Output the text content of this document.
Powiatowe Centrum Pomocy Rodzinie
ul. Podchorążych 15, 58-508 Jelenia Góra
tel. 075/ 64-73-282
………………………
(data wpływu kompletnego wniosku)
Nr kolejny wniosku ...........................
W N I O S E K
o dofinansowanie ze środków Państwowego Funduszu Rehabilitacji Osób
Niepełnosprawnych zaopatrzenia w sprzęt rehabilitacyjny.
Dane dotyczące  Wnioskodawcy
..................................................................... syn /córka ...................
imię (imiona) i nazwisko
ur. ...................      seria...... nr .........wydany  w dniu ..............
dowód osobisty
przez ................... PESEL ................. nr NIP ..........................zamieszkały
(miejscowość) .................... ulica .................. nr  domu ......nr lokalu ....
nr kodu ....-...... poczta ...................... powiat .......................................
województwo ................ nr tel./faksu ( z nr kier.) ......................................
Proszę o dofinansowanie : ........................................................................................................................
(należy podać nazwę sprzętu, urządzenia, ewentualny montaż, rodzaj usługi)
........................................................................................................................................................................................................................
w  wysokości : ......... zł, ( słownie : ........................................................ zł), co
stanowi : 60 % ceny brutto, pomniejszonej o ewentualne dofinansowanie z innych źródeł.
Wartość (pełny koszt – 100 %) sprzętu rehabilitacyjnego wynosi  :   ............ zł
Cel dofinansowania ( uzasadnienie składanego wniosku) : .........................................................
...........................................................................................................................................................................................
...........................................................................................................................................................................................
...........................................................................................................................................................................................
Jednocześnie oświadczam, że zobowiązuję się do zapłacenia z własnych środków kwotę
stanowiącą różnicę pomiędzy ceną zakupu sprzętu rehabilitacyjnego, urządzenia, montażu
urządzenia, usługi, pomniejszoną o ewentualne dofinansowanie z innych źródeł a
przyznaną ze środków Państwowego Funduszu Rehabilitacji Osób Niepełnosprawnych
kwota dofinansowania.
———
__YOUR OBJECTIVE__: Write the whole listing out again. Keep every line exactly as it is.

__ANSWER TO THE TASK__:
Output the text content of this document.
Powiatowe Centrum Pomocy Rodzinie
ul. Podchorążych 15, 58-508 Jelenia Góra
tel. 075/ 64-73-282
………………………
(data wpływu kompletnego wniosku)
Nr kolejny wniosku ...........................
W N I O S E K
o dofinansowanie ze środków Państwowego Funduszu Rehabilitacji Osób
Niepełnosprawnych zaopatrzenia w sprzęt rehabilitacyjny.
Dane dotyczące  Wnioskodawcy
..................................................................... syn /córka ...................
imię (imiona) i nazwisko
ur. ...................      seria...... nr .........wydany  w dniu ..............
dowód osobisty
przez ................... PESEL ................. nr NIP ..........................zamieszkały
(miejscowość) .................... ulica .................. nr  domu ......nr lokalu ....
nr kodu ....-...... poczta ...................... powiat .......................................
województwo ................ nr tel./faksu ( z nr kier.) ......................................
Proszę o dofinansowanie : ........................................................................................................................
(należy podać nazwę sprzętu, urządzenia, ewentualny montaż, rodzaj usługi)
........................................................................................................................................................................................................................
w  wysokości : ......... zł, ( słownie : ........................................................ zł), co
stanowi : 60 % ceny brutto, pomniejszonej o ewentualne dofinansowanie z innych źródeł.
Wartość (pełny koszt – 100 %) sprzętu rehabilitacyjnego wynosi  :   ............ zł
Cel dofinansowania ( uzasadnienie składanego wniosku) : .........................................................
...........................................................................................................................................................................................
...........................................................................................................................................................................................
...........................................................................................................................................................................................
Jednocześnie oświadczam, że zobowiązuję się do zapłacenia z własnych środków kwotę
stanowiącą różnicę pomiędzy ceną zakupu sprzętu rehabilitacyjnego, urządzenia, montażu
urządzenia, usługi, pomniejszoną o ewentualne dofinansowanie z innych źródeł a
przyznaną ze środków Państwowego Funduszu Rehabilitacji Osób Niepełnosprawnych
kwota dofinansowania.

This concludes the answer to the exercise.